*WORK TO DO*. Output all of the data below exactly as given.

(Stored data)
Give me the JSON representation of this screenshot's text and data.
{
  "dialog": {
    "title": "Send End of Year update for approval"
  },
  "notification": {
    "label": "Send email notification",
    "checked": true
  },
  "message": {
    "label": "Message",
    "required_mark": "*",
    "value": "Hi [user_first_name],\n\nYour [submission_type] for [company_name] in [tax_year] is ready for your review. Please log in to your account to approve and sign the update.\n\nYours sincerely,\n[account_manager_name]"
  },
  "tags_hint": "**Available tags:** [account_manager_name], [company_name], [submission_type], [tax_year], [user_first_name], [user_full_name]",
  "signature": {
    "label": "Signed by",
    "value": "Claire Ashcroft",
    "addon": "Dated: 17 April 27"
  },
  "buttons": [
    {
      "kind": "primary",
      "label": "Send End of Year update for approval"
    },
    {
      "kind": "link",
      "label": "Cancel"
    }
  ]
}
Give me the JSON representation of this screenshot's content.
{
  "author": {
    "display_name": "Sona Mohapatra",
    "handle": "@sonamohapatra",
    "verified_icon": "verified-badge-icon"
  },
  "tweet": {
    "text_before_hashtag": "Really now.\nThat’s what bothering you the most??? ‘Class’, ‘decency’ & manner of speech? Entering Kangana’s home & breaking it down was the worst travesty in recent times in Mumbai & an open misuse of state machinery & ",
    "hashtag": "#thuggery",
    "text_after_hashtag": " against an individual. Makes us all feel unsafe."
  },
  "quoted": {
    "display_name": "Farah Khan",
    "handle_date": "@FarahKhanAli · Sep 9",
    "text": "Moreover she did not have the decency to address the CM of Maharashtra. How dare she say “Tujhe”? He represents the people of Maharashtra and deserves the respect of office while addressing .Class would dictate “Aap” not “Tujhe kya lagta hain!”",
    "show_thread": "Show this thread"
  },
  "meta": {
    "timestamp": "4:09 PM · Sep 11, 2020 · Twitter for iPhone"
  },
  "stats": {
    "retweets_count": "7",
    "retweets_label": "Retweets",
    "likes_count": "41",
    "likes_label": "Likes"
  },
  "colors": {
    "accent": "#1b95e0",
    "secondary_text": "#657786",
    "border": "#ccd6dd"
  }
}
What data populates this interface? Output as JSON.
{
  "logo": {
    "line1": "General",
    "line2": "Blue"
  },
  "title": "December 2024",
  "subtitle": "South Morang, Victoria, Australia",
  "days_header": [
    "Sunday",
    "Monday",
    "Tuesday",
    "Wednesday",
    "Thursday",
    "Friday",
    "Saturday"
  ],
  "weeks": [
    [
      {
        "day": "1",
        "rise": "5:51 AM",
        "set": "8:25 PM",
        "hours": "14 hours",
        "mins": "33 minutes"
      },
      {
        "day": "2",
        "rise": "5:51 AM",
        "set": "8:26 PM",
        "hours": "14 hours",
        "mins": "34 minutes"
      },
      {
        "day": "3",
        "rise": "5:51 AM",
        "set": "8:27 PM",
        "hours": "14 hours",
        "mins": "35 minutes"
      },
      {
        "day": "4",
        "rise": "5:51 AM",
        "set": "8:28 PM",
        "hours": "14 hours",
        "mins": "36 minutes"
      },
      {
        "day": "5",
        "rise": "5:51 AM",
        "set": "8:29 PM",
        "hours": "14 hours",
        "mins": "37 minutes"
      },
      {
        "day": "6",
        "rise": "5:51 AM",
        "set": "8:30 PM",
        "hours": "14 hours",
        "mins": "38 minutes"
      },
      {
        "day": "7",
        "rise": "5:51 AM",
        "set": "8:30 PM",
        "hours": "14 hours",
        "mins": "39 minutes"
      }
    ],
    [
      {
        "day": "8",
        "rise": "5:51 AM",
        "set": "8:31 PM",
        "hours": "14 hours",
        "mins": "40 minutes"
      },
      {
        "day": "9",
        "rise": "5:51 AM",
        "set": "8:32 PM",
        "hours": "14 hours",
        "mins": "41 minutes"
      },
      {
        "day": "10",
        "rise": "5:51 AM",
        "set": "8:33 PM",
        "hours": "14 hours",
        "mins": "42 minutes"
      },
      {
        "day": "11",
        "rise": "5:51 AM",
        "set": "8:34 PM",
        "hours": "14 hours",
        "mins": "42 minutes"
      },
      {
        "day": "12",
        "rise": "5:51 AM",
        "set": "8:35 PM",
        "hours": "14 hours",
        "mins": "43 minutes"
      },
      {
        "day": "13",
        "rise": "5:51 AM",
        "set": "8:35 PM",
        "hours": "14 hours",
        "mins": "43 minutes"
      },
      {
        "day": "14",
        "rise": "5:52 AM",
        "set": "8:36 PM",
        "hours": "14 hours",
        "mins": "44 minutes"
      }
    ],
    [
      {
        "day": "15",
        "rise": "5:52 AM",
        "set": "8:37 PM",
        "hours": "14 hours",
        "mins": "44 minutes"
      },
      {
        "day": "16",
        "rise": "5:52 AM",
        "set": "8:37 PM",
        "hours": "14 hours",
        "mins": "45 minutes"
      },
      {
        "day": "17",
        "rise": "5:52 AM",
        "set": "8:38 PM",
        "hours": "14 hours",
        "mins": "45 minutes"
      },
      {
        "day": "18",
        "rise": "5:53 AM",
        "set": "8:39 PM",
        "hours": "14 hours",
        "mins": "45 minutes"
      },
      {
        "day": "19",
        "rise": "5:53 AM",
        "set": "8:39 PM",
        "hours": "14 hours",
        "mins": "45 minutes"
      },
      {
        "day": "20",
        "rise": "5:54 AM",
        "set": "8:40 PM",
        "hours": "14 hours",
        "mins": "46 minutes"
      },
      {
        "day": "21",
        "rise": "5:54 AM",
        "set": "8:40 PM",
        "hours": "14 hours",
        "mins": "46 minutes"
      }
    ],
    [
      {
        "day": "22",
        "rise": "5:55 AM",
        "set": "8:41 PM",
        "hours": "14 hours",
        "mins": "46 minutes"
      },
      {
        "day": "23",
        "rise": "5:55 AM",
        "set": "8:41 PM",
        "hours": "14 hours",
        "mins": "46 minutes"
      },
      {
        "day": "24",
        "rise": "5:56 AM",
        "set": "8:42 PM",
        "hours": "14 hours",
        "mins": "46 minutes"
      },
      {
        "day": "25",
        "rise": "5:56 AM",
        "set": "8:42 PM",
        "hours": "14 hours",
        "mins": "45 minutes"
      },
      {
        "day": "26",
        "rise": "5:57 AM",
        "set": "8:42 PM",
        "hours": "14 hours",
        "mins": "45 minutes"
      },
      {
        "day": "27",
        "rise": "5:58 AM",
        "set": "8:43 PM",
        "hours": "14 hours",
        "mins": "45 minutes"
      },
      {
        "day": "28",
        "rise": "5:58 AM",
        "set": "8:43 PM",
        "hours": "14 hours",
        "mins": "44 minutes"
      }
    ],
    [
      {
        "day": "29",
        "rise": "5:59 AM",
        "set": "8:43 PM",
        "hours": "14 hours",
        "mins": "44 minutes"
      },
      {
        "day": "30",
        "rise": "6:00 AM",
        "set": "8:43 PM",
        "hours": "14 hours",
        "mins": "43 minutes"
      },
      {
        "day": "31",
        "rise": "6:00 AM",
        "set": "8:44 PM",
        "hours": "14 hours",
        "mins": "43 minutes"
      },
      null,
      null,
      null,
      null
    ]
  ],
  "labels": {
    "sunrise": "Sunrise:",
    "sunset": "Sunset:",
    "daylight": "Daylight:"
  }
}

*WORKED SOLUTION*.
Give me the JSON representation of this screenshot's text and data.
{
  "dialog": {
    "title": "Send End of Year update for approval"
  },
  "notification": {
    "label": "Send email notification",
    "checked": true
  },
  "message": {
    "label": "Message",
    "required_mark": "*",
    "value": "Hi [user_first_name],\n\nYour [submission_type] for [company_name] in [tax_year] is ready for your review. Please log in to your account to approve and sign the update.\n\nYours sincerely,\n[account_manager_name]"
  },
  "tags_hint": "**Available tags:** [account_manager_name], [company_name], [submission_type], [tax_year], [user_first_name], [user_full_name]",
  "signature": {
    "label": "Signed by",
    "value": "Claire Ashcroft",
    "addon": "Dated: 17 April 27"
  },
  "buttons": [
    {
      "kind": "primary",
      "label": "Send End of Year update for approval"
    },
    {
      "kind": "link",
      "label": "Cancel"
    }
  ]
}
Give me the JSON representation of this screenshot's content.
{
  "author": {
    "display_name": "Sona Mohapatra",
    "handle": "@sonamohapatra",
    "verified_icon": "verified-badge-icon"
  },
  "tweet": {
    "text_before_hashtag": "Really now.\nThat’s what bothering you the most??? ‘Class’, ‘decency’ & manner of speech? Entering Kangana’s home & breaking it down was the worst travesty in recent times in Mumbai & an open misuse of state machinery & ",
    "hashtag": "#thuggery",
    "text_after_hashtag": " against an individual. Makes us all feel unsafe."
  },
  "quoted": {
    "display_name": "Farah Khan",
    "handle_date": "@FarahKhanAli · Sep 9",
    "text": "Moreover she did not have the decency to address the CM of Maharashtra. How dare she say “Tujhe”? He represents the people of Maharashtra and deserves the respect of office while addressing .Class would dictate “Aap” not “Tujhe kya lagta hain!”",
    "show_thread": "Show this thread"
  },
  "meta": {
    "timestamp": "4:09 PM · Sep 11, 2020 · Twitter for iPhone"
  },
  "stats": {
    "retweets_count": "7",
    "retweets_label": "Retweets",
    "likes_count": "41",
    "likes_label": "Likes"
  },
  "colors": {
    "accent": "#1b95e0",
    "secondary_text": "#657786",
    "border": "#ccd6dd"
  }
}
What data populates this interface? Output as JSON.
{
  "logo": {
    "line1": "General",
    "line2": "Blue"
  },
  "title": "December 2024",
  "subtitle": "South Morang, Victoria, Australia",
  "days_header": [
    "Sunday",
    "Monday",
    "Tuesday",
    "Wednesday",
    "Thursday",
    "Friday",
    "Saturday"
  ],
  "weeks": [
    [
      {
        "day": "1",
        "rise": "5:51 AM",
        "set": "8:25 PM",
        "hours": "14 hours",
        "mins": "33 minutes"
      },
      {
        "day": "2",
        "rise": "5:51 AM",
        "set": "8:26 PM",
        "hours": "14 hours",
        "mins": "34 minutes"
      },
      {
        "day": "3",
        "rise": "5:51 AM",
        "set": "8:27 PM",
        "hours": "14 hours",
        "mins": "35 minutes"
      },
      {
        "day": "4",
        "rise": "5:51 AM",
        "set": "8:28 PM",
        "hours": "14 hours",
        "mins": "36 minutes"
      },
      {
        "day": "5",
        "rise": "5:51 AM",
        "set": "8:29 PM",
        "hours": "14 hours",
        "mins": "37 minutes"
      },
      {
        "day": "6",
        "rise": "5:51 AM",
        "set": "8:30 PM",
        "hours": "14 hours",
        "mins": "38 minutes"
      },
      {
        "day": "7",
        "rise": "5:51 AM",
        "set": "8:30 PM",
        "hours": "14 hours",
        "mins": "39 minutes"
      }
    ],
    [
      {
        "day": "8",
        "rise": "5:51 AM",
        "set": "8:31 PM",
        "hours": "14 hours",
        "mins": "40 minutes"
      },
      {
        "day": "9",
        "rise": "5:51 AM",
        "set": "8:32 PM",
        "hours": "14 hours",
        "mins": "41 minutes"
      },
      {
        "day": "10",
        "rise": "5:51 AM",
        "set": "8:33 PM",
        "hours": "14 hours",
        "mins": "42 minutes"
      },
      {
        "day": "11",
        "rise": "5:51 AM",
        "set": "8:34 PM",
        "hours": "14 hours",
        "mins": "42 minutes"
      },
      {
        "day": "12",
        "rise": "5:51 AM",
        "set": "8:35 PM",
        "hours": "14 hours",
        "mins": "43 minutes"
      },
      {
        "day": "13",
        "rise": "5:51 AM",
        "set": "8:35 PM",
        "hours": "14 hours",
        "mins": "43 minutes"
      },
      {
        "day": "14",
        "rise": "5:52 AM",
        "set": "8:36 PM",
        "hours": "14 hours",
        "mins": "44 minutes"
      }
    ],
    [
      {
        "day": "15",
        "rise": "5:52 AM",
        "set": "8:37 PM",
        "hours": "14 hours",
        "mins": "44 minutes"
      },
      {
        "day": "16",
        "rise": "5:52 AM",
        "set": "8:37 PM",
        "hours": "14 hours",
        "mins": "45 minutes"
      },
      {
        "day": "17",
        "rise": "5:52 AM",
        "set": "8:38 PM",
        "hours": "14 hours",
        "mins": "45 minutes"
      },
      {
        "day": "18",
        "rise": "5:53 AM",
        "set": "8:39 PM",
        "hours": "14 hours",
        "mins": "45 minutes"
      },
      {
        "day": "19",
        "rise": "5:53 AM",
        "set": "8:39 PM",
        "hours": "14 hours",
        "mins": "45 minutes"
      },
      {
        "day": "20",
        "rise": "5:54 AM",
        "set": "8:40 PM",
        "hours": "14 hours",
        "mins": "46 minutes"
      },
      {
        "day": "21",
        "rise": "5:54 AM",
        "set": "8:40 PM",
        "hours": "14 hours",
        "mins": "46 minutes"
      }
    ],
    [
      {
        "day": "22",
        "rise": "5:55 AM",
        "set": "8:41 PM",
        "hours": "14 hours",
        "mins": "46 minutes"
      },
      {
        "day": "23",
        "rise": "5:55 AM",
        "set": "8:41 PM",
        "hours": "14 hours",
        "mins": "46 minutes"
      },
      {
        "day": "24",
        "rise": "5:56 AM",
        "set": "8:42 PM",
        "hours": "14 hours",
        "mins": "46 minutes"
      },
      {
        "day": "25",
        "rise": "5:56 AM",
        "set": "8:42 PM",
        "hours": "14 hours",
        "mins": "45 minutes"
      },
      {
        "day": "26",
        "rise": "5:57 AM",
        "set": "8:42 PM",
        "hours": "14 hours",
        "mins": "45 minutes"
      },
      {
        "day": "27",
        "rise": "5:58 AM",
        "set": "8:43 PM",
        "hours": "14 hours",
        "mins": "45 minutes"
      },
      {
        "day": "28",
        "rise": "5:58 AM",
        "set": "8:43 PM",
        "hours": "14 hours",
        "mins": "44 minutes"
      }
    ],
    [
      {
        "day": "29",
        "rise": "5:59 AM",
        "set": "8:43 PM",
        "hours": "14 hours",
        "mins": "44 minutes"
      },
      {
        "day": "30",
        "rise": "6:00 AM",
        "set": "8:43 PM",
        "hours": "14 hours",
        "mins": "43 minutes"
      },
      {
        "day": "31",
        "rise": "6:00 AM",
        "set": "8:44 PM",
        "hours": "14 hours",
        "mins": "43 minutes"
      },
      null,
      null,
      null,
      null
    ]
  ],
  "labels": {
    "sunrise": "Sunrise:",
    "sunset": "Sunset:",
    "daylight": "Daylight:"
  }
}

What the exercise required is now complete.